_EXERCISE DIRECTIONS_.
Lines that hold the string "this" are to be counted; give only their number.

Data extracted from a collection:
+ + + + + + +

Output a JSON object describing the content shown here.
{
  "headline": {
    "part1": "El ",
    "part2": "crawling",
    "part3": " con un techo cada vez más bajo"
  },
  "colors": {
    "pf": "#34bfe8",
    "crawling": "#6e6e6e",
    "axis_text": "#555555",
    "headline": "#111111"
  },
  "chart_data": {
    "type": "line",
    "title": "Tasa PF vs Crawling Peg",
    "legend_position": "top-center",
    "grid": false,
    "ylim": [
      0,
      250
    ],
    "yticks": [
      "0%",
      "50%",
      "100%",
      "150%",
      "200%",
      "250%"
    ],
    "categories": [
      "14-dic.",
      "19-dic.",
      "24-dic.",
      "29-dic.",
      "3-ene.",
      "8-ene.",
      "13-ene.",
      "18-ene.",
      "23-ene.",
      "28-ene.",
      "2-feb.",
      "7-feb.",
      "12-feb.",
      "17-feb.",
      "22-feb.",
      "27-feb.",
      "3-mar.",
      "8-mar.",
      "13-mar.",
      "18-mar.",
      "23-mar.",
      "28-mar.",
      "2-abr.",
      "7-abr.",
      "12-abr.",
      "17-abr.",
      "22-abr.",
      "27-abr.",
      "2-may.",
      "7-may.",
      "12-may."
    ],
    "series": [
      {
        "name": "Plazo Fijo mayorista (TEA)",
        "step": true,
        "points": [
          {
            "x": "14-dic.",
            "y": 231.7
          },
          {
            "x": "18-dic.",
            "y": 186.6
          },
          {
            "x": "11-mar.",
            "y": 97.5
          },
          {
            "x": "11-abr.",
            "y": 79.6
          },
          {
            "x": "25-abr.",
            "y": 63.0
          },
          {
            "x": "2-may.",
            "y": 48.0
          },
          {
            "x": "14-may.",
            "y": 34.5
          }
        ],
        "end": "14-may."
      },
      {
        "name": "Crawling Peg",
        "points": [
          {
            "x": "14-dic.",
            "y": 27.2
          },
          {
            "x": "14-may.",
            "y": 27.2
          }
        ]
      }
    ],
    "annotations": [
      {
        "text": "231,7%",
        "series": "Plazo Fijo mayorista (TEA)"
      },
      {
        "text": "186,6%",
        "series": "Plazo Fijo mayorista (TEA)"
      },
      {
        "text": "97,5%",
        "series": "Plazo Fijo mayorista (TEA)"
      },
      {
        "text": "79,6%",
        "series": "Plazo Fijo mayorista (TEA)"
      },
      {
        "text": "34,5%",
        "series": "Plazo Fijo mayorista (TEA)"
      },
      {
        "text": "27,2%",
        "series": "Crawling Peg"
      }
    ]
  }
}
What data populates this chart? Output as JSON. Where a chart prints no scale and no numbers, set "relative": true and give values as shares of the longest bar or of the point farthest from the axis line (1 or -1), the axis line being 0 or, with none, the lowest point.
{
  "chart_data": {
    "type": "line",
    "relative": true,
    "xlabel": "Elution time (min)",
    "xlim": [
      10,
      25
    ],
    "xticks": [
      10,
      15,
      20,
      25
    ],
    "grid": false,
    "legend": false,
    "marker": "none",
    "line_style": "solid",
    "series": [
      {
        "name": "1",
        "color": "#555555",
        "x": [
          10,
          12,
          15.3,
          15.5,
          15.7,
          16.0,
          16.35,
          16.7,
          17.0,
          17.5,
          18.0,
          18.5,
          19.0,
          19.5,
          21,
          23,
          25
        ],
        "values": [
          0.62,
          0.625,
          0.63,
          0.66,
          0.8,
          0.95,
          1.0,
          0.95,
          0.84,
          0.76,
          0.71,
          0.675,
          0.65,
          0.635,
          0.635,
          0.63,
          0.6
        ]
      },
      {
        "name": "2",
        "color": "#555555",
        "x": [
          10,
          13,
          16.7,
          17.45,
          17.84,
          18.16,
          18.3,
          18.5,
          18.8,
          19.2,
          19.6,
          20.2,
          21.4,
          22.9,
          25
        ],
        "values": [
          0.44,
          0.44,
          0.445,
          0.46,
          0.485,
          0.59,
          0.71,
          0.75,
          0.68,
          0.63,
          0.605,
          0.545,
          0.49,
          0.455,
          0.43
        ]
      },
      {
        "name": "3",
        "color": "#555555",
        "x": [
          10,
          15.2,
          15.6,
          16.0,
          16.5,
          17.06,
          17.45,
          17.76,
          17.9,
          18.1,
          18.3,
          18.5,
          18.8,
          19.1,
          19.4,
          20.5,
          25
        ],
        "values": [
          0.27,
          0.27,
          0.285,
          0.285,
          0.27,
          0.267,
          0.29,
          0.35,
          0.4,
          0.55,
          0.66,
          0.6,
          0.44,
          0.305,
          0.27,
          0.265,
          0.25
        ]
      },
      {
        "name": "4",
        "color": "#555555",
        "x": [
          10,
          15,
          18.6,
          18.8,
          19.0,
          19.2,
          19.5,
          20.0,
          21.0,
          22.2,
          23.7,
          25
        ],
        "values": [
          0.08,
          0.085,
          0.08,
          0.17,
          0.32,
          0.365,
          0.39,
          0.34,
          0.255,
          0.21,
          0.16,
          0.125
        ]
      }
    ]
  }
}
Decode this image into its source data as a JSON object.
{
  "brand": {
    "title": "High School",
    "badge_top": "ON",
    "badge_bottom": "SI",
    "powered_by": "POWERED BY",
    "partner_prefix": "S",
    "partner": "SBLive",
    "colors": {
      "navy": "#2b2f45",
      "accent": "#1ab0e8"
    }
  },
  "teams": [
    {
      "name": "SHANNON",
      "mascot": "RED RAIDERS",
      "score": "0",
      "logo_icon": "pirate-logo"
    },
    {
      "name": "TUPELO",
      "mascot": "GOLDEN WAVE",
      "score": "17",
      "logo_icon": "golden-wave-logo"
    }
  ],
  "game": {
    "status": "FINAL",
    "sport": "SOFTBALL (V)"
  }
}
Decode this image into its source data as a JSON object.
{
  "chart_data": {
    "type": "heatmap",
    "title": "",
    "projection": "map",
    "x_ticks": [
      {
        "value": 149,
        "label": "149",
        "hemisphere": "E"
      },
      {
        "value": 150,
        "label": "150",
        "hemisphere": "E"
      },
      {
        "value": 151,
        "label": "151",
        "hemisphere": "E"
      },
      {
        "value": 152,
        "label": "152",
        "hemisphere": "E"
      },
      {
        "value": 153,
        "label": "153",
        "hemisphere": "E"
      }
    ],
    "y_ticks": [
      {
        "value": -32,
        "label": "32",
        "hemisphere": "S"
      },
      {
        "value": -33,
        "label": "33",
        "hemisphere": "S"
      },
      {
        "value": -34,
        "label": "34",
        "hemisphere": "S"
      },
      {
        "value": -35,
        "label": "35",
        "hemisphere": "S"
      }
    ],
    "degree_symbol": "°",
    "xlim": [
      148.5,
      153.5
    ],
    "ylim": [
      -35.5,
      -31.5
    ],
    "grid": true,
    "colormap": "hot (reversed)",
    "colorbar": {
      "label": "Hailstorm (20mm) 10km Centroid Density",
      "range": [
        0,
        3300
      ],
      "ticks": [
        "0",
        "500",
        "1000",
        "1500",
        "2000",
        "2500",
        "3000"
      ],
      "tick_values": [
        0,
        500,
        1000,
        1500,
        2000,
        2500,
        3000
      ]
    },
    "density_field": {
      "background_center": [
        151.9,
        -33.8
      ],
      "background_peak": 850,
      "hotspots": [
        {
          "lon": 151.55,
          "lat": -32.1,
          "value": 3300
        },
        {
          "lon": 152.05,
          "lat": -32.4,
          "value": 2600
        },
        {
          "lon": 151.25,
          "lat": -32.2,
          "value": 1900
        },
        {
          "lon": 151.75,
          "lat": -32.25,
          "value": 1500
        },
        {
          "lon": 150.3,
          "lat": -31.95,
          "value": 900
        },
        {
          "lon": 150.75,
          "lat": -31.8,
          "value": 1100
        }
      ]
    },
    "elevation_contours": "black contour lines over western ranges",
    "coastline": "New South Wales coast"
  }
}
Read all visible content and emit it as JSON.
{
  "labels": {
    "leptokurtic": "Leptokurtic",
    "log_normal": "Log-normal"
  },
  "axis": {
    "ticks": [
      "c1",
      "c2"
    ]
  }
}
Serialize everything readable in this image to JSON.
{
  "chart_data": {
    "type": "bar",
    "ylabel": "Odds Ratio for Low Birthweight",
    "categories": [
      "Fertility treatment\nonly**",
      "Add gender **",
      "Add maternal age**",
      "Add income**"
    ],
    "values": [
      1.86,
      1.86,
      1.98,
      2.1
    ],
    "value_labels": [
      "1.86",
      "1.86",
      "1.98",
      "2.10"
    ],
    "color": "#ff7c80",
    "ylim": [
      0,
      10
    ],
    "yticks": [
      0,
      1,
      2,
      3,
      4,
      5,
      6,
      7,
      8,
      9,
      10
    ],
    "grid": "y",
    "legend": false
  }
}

+ + + + + + +

_TASK SOLUTION_.
4